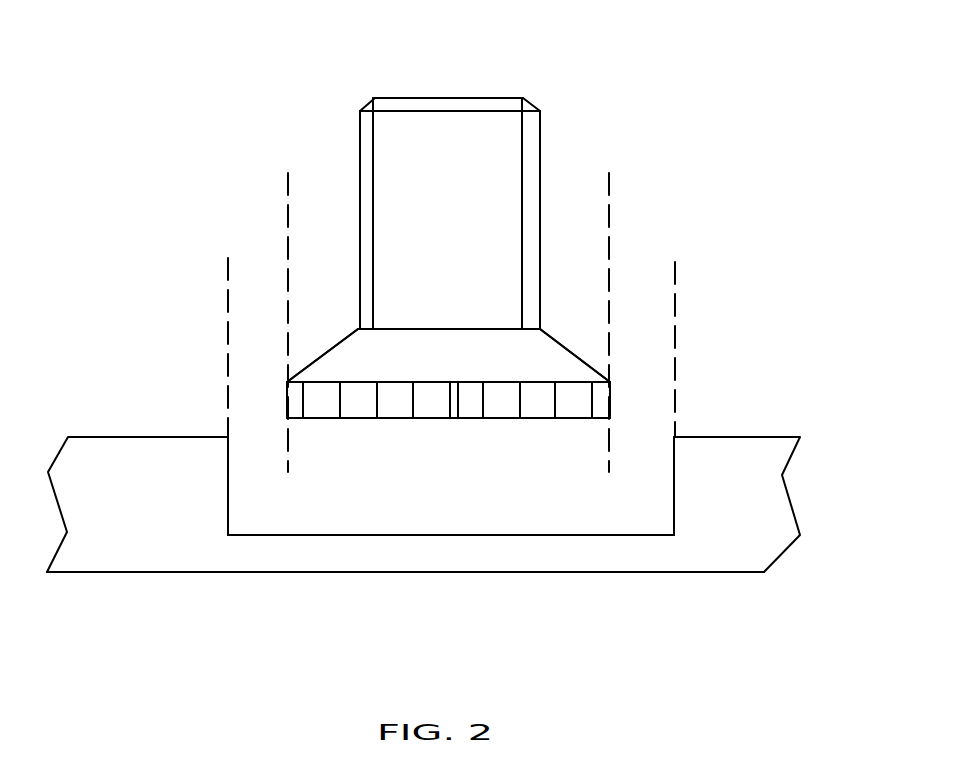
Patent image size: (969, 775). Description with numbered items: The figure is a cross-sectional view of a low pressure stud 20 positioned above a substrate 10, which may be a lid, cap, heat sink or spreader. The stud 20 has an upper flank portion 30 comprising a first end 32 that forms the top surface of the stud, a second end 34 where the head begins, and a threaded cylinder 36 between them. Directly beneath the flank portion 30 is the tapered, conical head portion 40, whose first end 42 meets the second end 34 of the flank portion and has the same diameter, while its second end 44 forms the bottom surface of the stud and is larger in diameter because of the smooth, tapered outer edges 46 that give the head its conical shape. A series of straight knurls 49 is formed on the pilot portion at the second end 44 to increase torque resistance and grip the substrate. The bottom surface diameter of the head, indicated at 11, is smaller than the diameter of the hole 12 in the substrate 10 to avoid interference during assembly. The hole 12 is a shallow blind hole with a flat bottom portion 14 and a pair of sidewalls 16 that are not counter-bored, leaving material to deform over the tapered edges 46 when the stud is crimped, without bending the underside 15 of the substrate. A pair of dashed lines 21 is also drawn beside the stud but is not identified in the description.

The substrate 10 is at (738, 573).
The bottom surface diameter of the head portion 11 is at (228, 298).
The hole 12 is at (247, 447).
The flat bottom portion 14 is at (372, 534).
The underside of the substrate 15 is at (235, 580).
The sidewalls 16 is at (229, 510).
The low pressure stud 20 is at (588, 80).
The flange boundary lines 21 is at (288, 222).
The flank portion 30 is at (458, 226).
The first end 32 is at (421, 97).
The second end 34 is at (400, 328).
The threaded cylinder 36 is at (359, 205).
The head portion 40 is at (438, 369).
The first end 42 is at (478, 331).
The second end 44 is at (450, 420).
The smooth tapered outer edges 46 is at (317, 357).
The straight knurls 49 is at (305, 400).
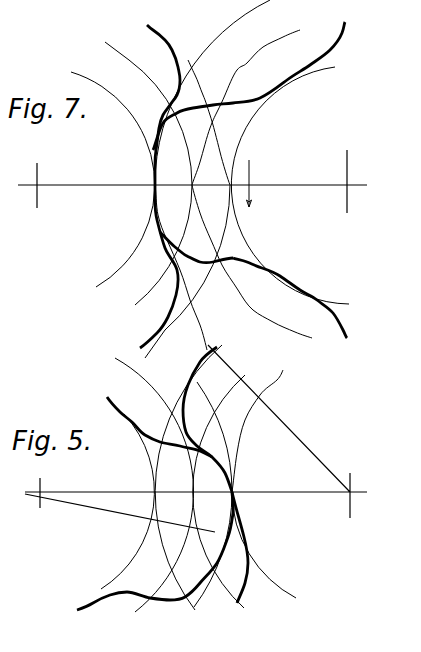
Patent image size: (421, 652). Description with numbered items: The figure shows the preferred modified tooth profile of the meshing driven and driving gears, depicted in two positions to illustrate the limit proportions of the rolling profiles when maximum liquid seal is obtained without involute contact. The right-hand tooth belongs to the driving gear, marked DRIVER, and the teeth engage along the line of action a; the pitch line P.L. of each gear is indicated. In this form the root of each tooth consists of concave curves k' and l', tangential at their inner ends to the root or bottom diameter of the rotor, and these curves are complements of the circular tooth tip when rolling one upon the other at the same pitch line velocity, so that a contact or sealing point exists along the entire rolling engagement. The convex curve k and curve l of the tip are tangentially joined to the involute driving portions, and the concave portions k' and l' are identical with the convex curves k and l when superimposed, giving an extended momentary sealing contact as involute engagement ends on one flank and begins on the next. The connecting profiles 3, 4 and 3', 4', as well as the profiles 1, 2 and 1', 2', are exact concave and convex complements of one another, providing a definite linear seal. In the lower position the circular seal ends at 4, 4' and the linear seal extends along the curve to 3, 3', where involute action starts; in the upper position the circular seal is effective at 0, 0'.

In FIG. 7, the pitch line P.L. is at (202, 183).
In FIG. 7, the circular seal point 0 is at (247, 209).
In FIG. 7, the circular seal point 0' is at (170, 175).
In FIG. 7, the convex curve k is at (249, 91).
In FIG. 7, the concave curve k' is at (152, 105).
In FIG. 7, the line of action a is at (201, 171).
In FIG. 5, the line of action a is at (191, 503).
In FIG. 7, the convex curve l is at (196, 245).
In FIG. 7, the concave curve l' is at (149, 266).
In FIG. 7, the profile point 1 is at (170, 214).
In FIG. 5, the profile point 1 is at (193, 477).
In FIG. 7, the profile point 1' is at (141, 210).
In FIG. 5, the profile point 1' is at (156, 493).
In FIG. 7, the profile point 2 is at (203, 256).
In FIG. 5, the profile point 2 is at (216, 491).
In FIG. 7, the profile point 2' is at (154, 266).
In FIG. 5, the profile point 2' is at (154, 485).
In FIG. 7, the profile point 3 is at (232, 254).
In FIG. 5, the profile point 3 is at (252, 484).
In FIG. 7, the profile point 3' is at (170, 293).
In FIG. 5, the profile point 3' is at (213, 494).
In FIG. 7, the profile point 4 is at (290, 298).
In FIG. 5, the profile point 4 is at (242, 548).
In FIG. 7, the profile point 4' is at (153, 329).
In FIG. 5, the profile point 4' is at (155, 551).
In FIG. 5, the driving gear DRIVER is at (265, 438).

○ ○ ○ ○ ○ ○ ○

_What you need to do_
Copy the entries word for word, starting at their beginning and ending at the line that contains "The flat bottom portion 14 is at (372, 534).", including that line. Leave the pictures out of your answer.

_Answer to this exercise_
Patent image size: (969, 775). Description with numbered items: The figure is a cross-sectional view of a low pressure stud 20 positioned above a substrate 10, which may be a lid, cap, heat sink or spreader. The stud 20 has an upper flank portion 30 comprising a first end 32 that forms the top surface of the stud, a second end 34 where the head begins, and a threaded cylinder 36 between them. Directly beneath the flank portion 30 is the tapered, conical head portion 40, whose first end 42 meets the second end 34 of the flank portion and has the same diameter, while its second end 44 forms the bottom surface of the stud and is larger in diameter because of the smooth, tapered outer edges 46 that give the head its conical shape. A series of straight knurls 49 is formed on the pilot portion at the second end 44 to increase torque resistance and grip the substrate. The bottom surface diameter of the head, indicated at 11, is smaller than the diameter of the hole 12 in the substrate 10 to avoid interference during assembly. The hole 12 is a shallow blind hole with a flat bottom portion 14 and a pair of sidewalls 16 that are not counter-bored, leaving material to deform over the tapered edges 46 when the stud is crimped, without bending the underside 15 of the substrate. A pair of dashed lines 21 is also drawn beside the stud but is not identified in the description.

The substrate 10 is at (738, 573).
The bottom surface diameter of the head portion 11 is at (228, 298).
The hole 12 is at (247, 447).
The flat bottom portion 14 is at (372, 534).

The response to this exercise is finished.